__Supplied data__.
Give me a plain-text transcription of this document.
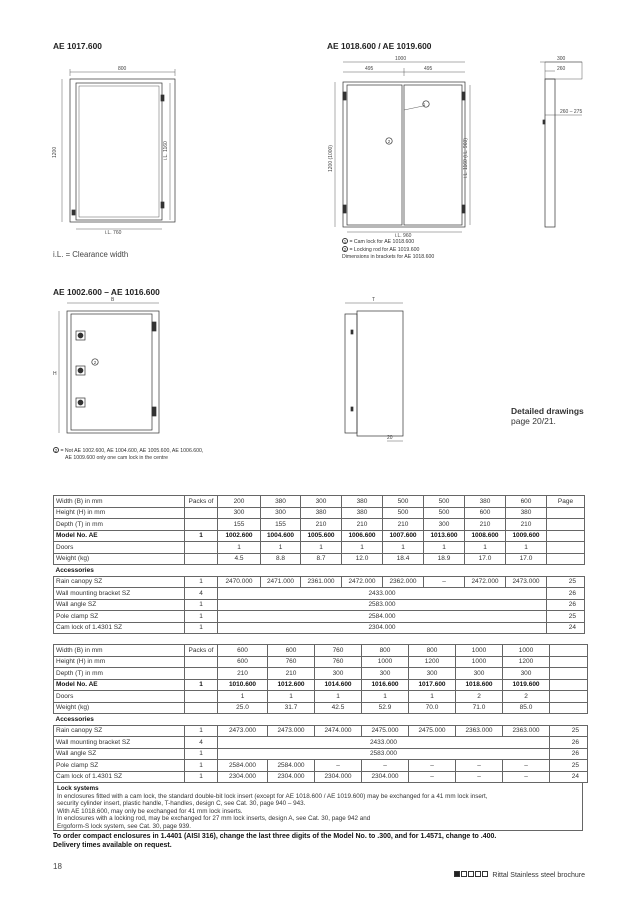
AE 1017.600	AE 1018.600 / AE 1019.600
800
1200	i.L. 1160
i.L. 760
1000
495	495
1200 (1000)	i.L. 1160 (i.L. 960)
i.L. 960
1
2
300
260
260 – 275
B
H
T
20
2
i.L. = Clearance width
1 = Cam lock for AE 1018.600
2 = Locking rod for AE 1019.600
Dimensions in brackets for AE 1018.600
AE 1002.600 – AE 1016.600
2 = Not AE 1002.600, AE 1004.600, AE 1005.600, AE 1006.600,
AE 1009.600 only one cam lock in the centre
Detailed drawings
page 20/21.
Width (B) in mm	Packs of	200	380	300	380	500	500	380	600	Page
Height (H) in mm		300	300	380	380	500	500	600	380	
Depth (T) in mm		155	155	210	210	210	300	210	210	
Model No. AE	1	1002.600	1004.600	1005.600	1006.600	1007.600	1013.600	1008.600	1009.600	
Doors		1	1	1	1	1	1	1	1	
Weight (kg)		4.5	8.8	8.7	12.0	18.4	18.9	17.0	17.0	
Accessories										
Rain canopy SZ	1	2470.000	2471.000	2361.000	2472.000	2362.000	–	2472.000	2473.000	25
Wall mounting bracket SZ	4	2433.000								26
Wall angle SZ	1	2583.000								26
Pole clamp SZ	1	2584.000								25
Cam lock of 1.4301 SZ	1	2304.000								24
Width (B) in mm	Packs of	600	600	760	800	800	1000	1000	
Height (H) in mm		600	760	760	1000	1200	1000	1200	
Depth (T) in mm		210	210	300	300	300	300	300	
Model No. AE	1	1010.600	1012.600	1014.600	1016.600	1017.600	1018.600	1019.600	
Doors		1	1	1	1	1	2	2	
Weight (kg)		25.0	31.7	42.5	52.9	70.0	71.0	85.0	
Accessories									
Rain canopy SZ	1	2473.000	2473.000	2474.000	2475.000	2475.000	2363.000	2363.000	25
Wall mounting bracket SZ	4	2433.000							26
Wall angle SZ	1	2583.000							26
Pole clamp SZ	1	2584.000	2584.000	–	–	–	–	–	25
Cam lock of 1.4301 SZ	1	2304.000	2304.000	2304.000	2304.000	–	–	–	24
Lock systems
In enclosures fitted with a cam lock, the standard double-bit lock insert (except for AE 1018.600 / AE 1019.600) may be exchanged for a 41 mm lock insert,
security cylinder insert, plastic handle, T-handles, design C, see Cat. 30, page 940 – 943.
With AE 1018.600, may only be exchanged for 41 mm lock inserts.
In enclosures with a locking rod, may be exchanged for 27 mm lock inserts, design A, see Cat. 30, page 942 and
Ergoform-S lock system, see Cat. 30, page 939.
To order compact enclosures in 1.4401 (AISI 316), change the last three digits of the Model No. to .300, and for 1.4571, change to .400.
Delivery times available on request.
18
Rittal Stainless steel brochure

---

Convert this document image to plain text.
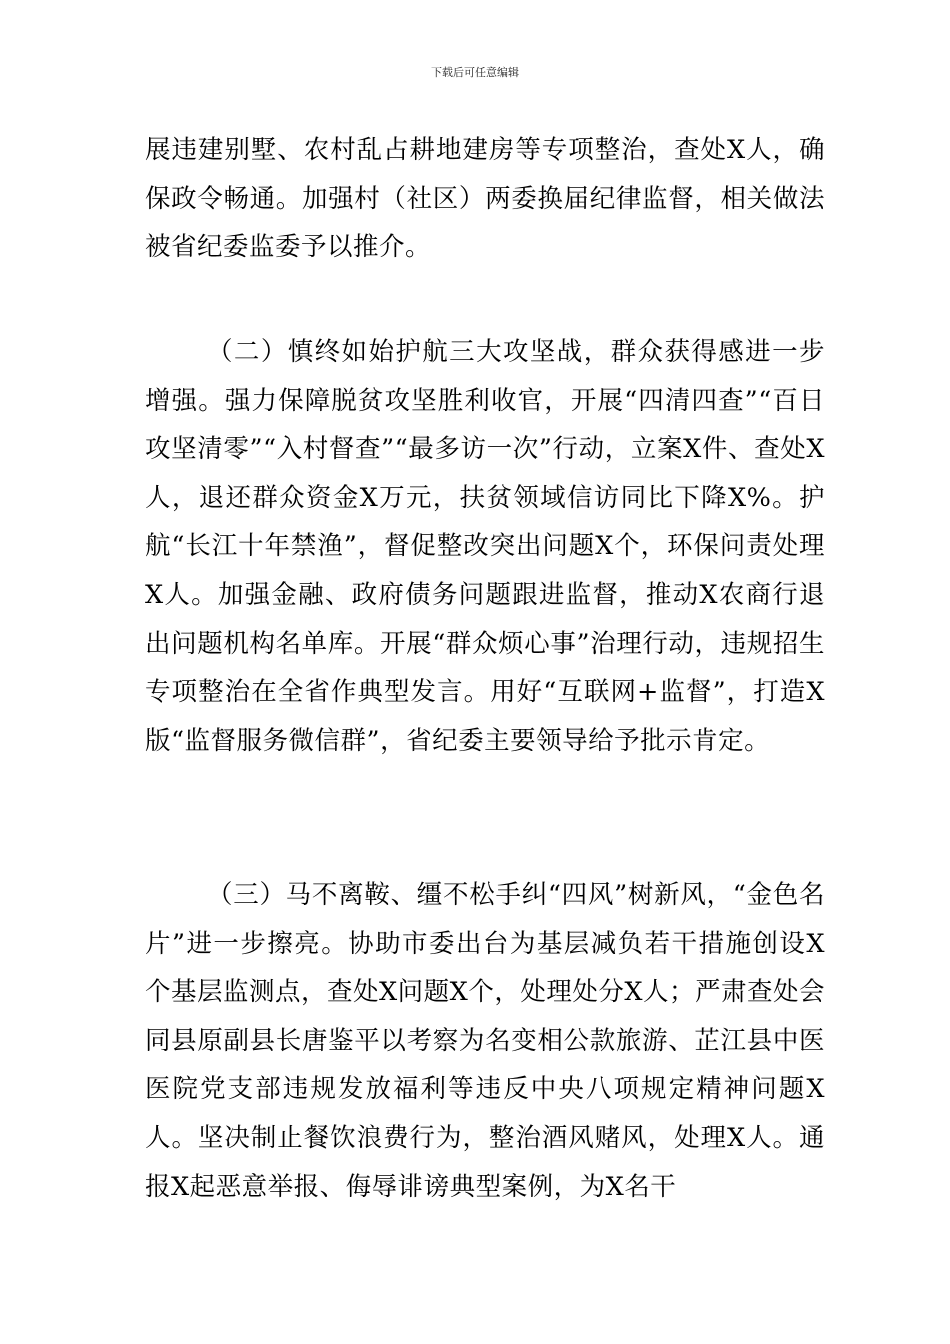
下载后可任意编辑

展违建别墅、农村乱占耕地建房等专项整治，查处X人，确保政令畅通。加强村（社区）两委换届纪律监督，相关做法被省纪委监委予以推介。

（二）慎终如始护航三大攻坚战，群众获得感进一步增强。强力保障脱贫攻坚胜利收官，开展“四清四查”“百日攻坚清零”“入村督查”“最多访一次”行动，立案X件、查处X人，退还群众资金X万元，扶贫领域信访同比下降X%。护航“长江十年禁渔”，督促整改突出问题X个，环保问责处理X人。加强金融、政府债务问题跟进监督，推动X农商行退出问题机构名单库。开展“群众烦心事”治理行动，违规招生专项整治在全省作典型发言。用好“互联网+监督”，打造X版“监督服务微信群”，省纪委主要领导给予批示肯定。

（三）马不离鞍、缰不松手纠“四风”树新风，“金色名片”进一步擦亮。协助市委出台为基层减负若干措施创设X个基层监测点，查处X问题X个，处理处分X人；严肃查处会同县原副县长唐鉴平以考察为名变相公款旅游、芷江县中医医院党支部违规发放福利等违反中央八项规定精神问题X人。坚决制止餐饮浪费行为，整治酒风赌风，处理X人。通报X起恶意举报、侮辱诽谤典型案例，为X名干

__Given instruction__. Gather each line holding the string "Depth".

__Answer for this exercise__.
Depth (T) in mm		155	155	210	210	210	300	210	210	
Depth (T) in mm		210	210	300	300	300	300	300	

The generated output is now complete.